Short task:
Scan the records below for the word "Fitted" and give only the number of lines that hold it.

--- --- ---

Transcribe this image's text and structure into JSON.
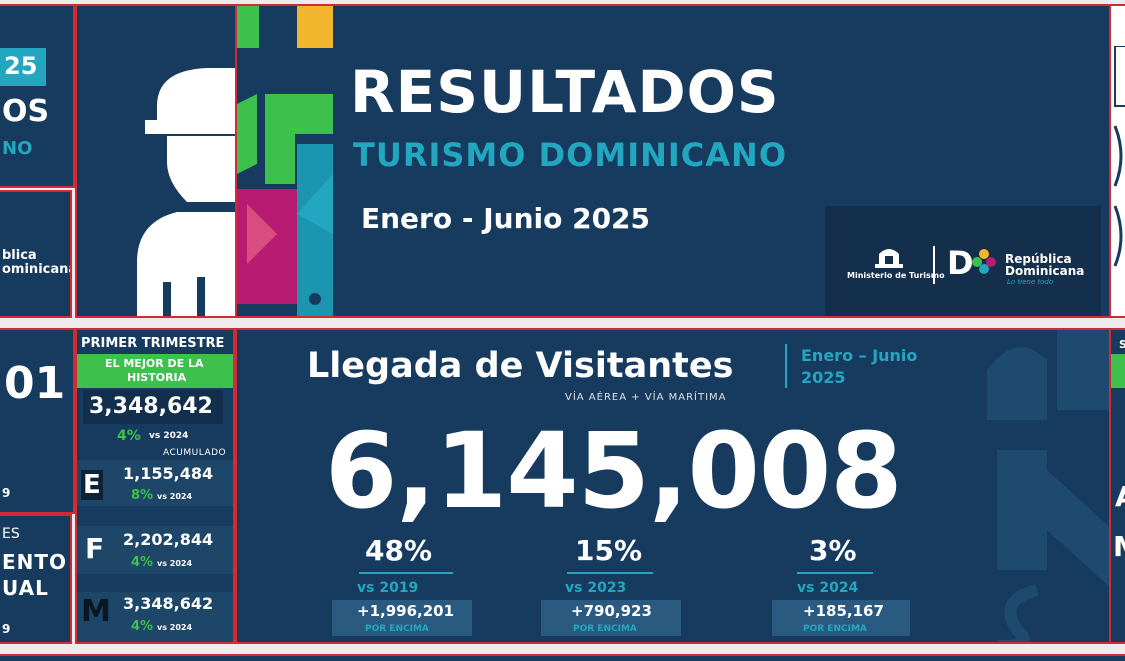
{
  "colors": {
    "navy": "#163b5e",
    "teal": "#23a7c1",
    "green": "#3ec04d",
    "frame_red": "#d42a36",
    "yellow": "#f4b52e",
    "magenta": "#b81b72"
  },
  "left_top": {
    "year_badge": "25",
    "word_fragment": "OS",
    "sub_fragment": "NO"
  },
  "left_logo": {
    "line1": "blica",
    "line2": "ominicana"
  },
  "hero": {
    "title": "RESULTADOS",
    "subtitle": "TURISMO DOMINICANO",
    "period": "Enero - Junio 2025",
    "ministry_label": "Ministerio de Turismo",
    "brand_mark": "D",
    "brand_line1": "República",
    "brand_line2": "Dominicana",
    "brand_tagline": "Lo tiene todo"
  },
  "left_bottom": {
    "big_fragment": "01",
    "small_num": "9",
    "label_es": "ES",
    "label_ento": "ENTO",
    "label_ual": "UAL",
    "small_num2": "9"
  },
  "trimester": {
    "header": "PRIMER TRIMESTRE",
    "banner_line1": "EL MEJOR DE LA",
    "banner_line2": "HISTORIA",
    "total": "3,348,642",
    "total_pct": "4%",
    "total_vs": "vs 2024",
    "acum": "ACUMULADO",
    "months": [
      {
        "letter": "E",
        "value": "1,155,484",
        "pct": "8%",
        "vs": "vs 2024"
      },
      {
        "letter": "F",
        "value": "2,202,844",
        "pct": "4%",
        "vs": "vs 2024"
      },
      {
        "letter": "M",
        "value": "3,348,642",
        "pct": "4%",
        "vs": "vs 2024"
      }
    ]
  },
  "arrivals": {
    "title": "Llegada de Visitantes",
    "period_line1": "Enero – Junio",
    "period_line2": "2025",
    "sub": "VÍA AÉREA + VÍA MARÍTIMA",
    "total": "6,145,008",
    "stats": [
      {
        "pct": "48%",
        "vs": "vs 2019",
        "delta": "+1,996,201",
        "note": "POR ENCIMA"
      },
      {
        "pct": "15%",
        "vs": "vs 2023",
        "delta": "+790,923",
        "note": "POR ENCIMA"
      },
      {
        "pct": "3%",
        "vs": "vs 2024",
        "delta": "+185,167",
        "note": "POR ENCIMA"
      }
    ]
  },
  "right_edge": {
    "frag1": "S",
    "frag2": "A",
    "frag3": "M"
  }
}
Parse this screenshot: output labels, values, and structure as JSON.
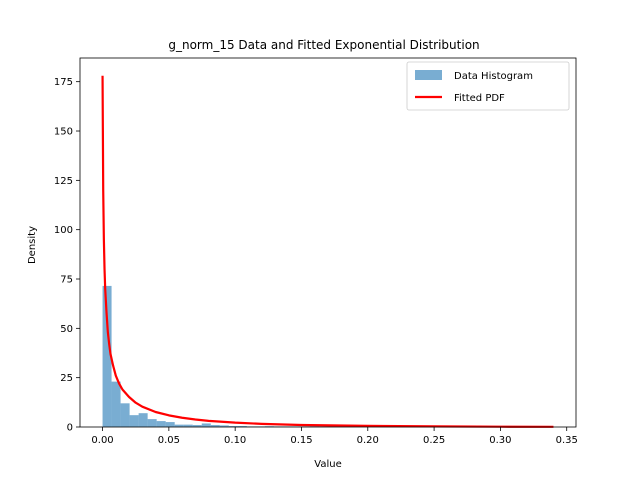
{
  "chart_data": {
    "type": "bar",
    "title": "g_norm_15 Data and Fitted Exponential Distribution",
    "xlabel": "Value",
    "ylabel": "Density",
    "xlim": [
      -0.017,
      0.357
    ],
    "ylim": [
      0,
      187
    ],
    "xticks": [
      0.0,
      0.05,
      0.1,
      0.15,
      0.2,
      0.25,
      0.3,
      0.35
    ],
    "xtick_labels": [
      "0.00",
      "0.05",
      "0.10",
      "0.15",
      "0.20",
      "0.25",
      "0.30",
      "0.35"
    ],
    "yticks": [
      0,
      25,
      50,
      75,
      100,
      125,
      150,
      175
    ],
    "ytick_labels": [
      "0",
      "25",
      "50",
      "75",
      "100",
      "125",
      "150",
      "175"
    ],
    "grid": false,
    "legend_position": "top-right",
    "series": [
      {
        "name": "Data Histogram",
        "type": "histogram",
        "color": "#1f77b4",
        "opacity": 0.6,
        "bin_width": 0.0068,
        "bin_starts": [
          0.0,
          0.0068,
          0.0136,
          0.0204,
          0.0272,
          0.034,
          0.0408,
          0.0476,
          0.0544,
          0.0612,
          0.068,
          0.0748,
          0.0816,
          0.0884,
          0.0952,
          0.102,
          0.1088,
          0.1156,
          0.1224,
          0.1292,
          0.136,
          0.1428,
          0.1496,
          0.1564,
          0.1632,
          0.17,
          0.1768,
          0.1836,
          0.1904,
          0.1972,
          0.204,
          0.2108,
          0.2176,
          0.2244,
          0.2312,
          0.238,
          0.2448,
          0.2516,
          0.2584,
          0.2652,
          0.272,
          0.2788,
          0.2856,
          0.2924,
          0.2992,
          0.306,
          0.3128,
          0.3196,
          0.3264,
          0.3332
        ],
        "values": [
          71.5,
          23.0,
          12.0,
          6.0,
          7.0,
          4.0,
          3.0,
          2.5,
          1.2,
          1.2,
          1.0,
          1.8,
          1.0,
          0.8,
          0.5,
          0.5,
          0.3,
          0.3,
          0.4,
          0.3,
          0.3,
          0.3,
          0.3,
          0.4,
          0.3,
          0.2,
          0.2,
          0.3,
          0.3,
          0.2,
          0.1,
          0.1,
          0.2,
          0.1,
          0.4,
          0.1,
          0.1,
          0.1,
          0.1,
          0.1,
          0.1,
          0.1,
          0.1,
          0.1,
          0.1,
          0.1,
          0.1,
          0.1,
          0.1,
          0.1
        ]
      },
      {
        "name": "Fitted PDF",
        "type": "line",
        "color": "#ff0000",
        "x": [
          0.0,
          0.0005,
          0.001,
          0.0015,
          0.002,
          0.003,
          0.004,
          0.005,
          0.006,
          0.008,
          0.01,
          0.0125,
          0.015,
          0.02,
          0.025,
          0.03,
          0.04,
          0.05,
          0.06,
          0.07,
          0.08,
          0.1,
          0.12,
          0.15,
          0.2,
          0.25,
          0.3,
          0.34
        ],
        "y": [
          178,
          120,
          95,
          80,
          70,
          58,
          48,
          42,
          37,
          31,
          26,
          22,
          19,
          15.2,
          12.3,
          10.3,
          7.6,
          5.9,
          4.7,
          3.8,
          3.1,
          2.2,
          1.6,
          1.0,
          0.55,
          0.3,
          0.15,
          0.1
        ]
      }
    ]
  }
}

--- --- ---

Reply:
2